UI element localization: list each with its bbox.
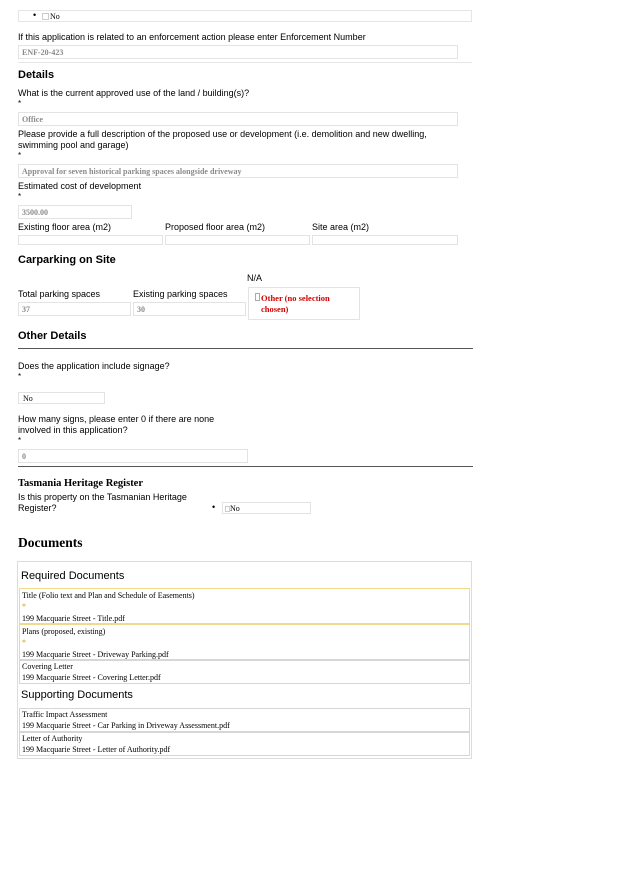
signs-count-question: How many signs, please enter 0 if there are none involved in this application? [18, 414, 215, 435]
required-mark: * [18, 192, 22, 201]
existing-parking-input[interactable] [133, 302, 246, 316]
details-heading: Details [18, 69, 55, 81]
doc-file-link[interactable]: 199 Macquarie Street - Title.pdf [22, 614, 125, 623]
doc-file-link[interactable]: 199 Macquarie Street - Driveway Parking.pdf [22, 650, 169, 659]
heritage-value: No [230, 504, 240, 513]
heritage-question: Is this property on the Tasmanian Heritage Register? [18, 492, 187, 513]
doc-item[interactable] [19, 732, 470, 756]
enforcement-question: If this application is related to an enforcement action please enter Enforcement Number [18, 32, 366, 42]
doc-file-link[interactable]: 199 Macquarie Street - Covering Letter.pdf [22, 673, 161, 682]
na-label: N/A [247, 273, 263, 283]
doc-title: Plans (proposed, existing) [22, 627, 106, 636]
heritage-heading: Tasmania Heritage Register [18, 478, 144, 489]
doc-file-link[interactable]: 199 Macquarie Street - Letter of Authority.pdf [22, 745, 171, 754]
bullet-icon: • [212, 502, 216, 512]
proposed-floor-label: Proposed floor area (m2) [165, 222, 266, 232]
cost-input[interactable] [18, 205, 132, 219]
carparking-heading: Carparking on Site [18, 254, 116, 266]
site-area-input[interactable] [312, 235, 458, 245]
existing-parking-value: 30 [137, 305, 145, 314]
prev-radio-box [18, 10, 472, 22]
bullet-icon: • [33, 10, 37, 20]
doc-item-required[interactable] [19, 588, 470, 624]
section-divider [18, 348, 473, 349]
cost-value: 3500.00 [22, 208, 48, 217]
description-question: Please provide a full description of the proposed use or development (i.e. demolition and new dwelling, swimming pool and garage) [18, 129, 427, 150]
doc-title: Covering Letter [22, 662, 73, 671]
signage-select[interactable] [18, 392, 105, 404]
current-use-input[interactable] [18, 112, 458, 126]
signage-question: Does the application include signage? [18, 361, 170, 371]
total-parking-input[interactable] [18, 302, 131, 316]
enforcement-number-input[interactable] [18, 45, 458, 59]
enforcement-number-value: ENF-20-423 [22, 48, 64, 57]
total-parking-value: 37 [22, 305, 30, 314]
total-parking-label: Total parking spaces [18, 289, 101, 299]
proposed-floor-input[interactable] [165, 235, 310, 245]
required-mark: * [18, 99, 22, 108]
site-area-label: Site area (m2) [312, 222, 370, 232]
doc-item[interactable] [19, 708, 470, 732]
doc-item-required[interactable] [19, 624, 470, 660]
doc-title: Title (Folio text and Plan and Schedule of Easements) [22, 591, 195, 600]
required-mark: * [18, 436, 22, 445]
other-parking-label: Other (no selection chosen) [261, 293, 330, 314]
divider [18, 62, 472, 63]
current-use-question: What is the current approved use of the land / building(s)? [18, 88, 250, 98]
description-input[interactable] [18, 164, 458, 178]
doc-file-link[interactable]: 199 Macquarie Street - Car Parking in Driveway Assessment.pdf [22, 721, 230, 730]
other-parking-box[interactable] [248, 287, 360, 320]
required-mark: * [22, 602, 26, 611]
cost-question: Estimated cost of development [18, 181, 142, 191]
existing-parking-label: Existing parking spaces [133, 289, 228, 299]
checkbox-icon[interactable] [255, 293, 260, 301]
required-mark: * [18, 151, 22, 160]
existing-floor-label: Existing floor area (m2) [18, 222, 112, 232]
required-mark: * [22, 638, 26, 647]
signage-value: No [23, 394, 33, 403]
current-use-value: Office [22, 115, 43, 124]
radio-icon[interactable] [42, 13, 49, 20]
signs-count-input[interactable] [18, 449, 248, 463]
heritage-select[interactable] [222, 502, 311, 514]
signs-count-value: 0 [22, 452, 26, 461]
required-mark: * [18, 372, 22, 381]
required-docs-heading: Required Documents [21, 570, 125, 582]
doc-title: Letter of Authority [22, 734, 83, 743]
prev-radio-label: No [50, 12, 60, 21]
documents-heading: Documents [18, 535, 83, 550]
supporting-docs-heading: Supporting Documents [21, 689, 133, 701]
doc-title: Traffic Impact Assessment [22, 710, 108, 719]
description-value: Approval for seven historical parking spaces alongside driveway [22, 167, 242, 176]
doc-item[interactable] [19, 660, 470, 684]
existing-floor-input[interactable] [18, 235, 163, 245]
other-details-heading: Other Details [18, 330, 87, 342]
section-divider [18, 466, 473, 467]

-- -- --

— What to produce —
Output the lines of the listing from the line with "signs-count-question: How many" to the line with "doc-item[interactable] [19, 732, 470, 756]", inclusive, copying them exactly.

— Reply to the task —
signs-count-question: How many signs, please enter 0 if there are none involved in this application? [18, 414, 215, 435]
required-mark: * [18, 192, 22, 201]
existing-parking-input[interactable] [133, 302, 246, 316]
details-heading: Details [18, 69, 55, 81]
doc-file-link[interactable]: 199 Macquarie Street - Title.pdf [22, 614, 125, 623]
doc-file-link[interactable]: 199 Macquarie Street - Driveway Parking.pdf [22, 650, 169, 659]
heritage-value: No [230, 504, 240, 513]
heritage-question: Is this property on the Tasmanian Heritage Register? [18, 492, 187, 513]
doc-item[interactable] [19, 732, 470, 756]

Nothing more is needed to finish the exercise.